STATED PROBLEM:
Check every line below for the word "пользователя" and show those that hold it.

EXCERPTED DATA:
• • •
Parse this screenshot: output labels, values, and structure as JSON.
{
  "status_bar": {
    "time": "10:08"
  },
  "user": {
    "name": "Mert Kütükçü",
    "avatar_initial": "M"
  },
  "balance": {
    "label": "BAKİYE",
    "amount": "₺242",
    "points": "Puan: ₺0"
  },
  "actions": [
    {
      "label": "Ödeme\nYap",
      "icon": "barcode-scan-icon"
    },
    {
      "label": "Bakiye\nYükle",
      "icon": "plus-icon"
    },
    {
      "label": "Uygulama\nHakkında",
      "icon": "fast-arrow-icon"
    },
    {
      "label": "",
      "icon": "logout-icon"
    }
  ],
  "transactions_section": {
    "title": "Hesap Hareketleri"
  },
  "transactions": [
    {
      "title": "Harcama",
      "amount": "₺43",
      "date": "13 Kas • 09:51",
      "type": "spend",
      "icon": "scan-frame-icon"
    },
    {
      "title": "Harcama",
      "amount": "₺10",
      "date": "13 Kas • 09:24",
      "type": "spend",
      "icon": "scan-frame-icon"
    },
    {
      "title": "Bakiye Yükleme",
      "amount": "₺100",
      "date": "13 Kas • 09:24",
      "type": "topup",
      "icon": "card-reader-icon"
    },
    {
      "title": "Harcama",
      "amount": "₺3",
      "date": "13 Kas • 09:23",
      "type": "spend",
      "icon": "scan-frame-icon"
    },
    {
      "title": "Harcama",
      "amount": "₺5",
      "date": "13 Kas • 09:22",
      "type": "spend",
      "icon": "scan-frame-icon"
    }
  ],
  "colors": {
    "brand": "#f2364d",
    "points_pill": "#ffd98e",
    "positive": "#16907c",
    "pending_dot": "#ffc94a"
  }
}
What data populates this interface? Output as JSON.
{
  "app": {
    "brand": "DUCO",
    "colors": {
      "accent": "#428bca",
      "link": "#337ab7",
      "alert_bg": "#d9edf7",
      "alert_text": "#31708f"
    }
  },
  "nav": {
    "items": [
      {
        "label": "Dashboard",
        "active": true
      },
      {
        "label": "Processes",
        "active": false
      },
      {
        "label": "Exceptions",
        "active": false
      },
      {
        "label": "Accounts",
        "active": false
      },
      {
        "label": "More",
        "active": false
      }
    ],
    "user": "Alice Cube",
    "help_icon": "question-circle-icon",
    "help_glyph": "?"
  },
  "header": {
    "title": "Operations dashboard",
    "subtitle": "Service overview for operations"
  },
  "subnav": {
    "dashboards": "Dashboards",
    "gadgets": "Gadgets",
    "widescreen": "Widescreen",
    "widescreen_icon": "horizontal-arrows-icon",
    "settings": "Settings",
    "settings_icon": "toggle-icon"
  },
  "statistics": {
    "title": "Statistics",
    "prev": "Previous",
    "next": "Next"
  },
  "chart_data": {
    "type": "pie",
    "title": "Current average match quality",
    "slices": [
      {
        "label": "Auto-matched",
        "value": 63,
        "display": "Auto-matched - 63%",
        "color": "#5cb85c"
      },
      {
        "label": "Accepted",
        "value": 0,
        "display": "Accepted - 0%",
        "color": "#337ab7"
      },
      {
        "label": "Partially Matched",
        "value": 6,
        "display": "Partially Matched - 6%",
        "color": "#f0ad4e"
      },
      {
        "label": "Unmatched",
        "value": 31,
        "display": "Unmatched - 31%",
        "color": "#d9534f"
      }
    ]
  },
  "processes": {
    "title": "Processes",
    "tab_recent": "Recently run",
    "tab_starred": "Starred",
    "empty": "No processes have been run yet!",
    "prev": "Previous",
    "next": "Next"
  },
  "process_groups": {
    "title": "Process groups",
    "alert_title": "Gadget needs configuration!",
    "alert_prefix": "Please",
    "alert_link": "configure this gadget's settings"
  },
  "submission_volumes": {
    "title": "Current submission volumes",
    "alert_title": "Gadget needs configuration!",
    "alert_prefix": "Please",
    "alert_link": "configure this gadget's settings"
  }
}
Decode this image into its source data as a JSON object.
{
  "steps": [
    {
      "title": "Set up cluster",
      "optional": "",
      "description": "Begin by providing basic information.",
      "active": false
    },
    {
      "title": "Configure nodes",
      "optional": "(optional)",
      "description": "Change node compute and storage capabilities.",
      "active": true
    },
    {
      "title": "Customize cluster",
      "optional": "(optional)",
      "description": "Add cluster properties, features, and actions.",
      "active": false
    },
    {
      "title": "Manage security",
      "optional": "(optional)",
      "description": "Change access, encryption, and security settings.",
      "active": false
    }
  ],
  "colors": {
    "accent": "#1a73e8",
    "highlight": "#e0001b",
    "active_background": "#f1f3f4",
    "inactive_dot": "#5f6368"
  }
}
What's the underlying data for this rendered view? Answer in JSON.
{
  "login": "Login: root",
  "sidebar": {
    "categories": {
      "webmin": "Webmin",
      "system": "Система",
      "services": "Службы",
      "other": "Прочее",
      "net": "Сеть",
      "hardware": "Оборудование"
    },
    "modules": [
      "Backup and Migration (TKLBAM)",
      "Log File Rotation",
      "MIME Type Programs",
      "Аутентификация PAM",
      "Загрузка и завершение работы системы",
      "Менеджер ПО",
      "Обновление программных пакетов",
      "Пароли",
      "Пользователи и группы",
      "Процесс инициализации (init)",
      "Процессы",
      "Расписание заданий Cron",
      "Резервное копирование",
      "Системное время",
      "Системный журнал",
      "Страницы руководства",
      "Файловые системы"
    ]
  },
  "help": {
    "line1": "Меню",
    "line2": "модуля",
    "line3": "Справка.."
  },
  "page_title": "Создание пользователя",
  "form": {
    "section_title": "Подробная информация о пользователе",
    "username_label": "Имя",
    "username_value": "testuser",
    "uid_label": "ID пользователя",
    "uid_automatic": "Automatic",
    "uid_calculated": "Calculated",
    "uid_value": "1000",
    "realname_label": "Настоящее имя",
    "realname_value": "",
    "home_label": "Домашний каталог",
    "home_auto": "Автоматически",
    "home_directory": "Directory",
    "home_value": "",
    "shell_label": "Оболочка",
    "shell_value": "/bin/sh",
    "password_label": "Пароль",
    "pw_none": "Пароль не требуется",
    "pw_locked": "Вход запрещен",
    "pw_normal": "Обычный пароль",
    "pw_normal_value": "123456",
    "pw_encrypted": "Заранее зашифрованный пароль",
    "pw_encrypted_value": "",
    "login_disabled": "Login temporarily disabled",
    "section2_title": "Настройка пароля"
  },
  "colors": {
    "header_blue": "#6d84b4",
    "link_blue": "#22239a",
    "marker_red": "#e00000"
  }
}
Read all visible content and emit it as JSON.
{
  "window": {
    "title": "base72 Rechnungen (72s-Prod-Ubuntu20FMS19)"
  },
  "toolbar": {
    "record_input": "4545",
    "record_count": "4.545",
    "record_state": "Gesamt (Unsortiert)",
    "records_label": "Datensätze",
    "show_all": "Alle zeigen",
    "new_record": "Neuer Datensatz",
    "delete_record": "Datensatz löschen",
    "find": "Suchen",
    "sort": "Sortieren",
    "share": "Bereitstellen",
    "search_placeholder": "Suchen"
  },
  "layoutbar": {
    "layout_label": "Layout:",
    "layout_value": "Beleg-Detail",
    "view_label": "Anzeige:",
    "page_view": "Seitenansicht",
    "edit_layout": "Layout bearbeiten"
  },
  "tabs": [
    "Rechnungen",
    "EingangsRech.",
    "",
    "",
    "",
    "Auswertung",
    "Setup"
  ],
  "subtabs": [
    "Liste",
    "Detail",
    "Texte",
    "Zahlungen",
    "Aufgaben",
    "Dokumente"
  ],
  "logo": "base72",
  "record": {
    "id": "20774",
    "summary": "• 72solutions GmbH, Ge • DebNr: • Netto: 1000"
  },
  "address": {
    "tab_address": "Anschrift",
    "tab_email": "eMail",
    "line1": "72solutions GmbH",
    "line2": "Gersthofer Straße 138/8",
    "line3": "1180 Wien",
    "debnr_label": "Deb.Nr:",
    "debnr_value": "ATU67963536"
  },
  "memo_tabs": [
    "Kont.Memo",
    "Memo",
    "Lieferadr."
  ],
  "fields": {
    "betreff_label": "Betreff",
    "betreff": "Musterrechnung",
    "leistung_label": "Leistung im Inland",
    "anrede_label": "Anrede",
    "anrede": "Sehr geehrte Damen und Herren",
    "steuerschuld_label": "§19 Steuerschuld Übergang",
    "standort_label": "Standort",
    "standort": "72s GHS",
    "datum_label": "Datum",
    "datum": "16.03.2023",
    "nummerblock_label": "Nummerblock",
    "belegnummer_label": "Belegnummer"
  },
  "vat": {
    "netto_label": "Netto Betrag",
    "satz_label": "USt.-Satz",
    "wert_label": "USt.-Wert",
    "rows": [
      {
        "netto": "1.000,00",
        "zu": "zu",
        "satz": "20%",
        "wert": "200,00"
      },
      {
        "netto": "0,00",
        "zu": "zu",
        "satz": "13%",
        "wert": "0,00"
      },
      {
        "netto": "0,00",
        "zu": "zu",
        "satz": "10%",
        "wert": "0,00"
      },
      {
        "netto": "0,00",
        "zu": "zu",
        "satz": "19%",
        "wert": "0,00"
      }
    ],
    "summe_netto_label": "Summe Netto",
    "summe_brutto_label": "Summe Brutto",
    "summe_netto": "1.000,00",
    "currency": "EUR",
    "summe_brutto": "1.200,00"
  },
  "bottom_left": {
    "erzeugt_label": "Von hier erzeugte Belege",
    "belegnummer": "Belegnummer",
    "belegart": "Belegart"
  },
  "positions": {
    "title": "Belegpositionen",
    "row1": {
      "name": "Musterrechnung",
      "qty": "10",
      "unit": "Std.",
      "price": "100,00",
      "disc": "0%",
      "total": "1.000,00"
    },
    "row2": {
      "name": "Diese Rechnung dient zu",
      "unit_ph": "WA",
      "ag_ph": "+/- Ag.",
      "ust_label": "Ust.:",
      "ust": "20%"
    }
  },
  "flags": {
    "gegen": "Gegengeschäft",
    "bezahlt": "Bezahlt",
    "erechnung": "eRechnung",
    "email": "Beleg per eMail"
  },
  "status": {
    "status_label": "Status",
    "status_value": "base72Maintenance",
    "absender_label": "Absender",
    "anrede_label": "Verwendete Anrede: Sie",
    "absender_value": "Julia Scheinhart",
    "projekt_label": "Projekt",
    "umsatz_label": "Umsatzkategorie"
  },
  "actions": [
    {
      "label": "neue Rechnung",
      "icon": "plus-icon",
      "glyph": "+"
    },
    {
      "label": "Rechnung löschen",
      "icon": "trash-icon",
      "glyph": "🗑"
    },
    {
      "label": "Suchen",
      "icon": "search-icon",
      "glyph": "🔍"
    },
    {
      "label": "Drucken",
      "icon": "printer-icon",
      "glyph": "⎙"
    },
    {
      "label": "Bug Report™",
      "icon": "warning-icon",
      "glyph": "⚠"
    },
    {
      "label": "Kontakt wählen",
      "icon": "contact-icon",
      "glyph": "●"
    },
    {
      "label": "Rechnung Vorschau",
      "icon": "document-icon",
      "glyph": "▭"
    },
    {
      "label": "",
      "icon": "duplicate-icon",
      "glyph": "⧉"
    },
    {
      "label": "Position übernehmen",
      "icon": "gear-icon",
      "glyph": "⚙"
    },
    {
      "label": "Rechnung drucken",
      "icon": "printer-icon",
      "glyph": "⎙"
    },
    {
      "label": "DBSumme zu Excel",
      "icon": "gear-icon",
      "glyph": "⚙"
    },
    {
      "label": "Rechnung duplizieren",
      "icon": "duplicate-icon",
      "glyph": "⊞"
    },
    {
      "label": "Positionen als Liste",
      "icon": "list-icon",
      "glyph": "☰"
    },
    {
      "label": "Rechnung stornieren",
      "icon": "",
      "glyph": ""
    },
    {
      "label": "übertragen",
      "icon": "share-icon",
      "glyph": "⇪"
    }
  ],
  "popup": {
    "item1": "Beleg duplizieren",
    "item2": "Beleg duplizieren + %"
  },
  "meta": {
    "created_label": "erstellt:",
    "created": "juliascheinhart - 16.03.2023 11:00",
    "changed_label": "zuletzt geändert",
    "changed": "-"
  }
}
• • •
CORRECT ANSWER:
  "page_title": "Создание пользователя",
    "uid_label": "ID пользователя",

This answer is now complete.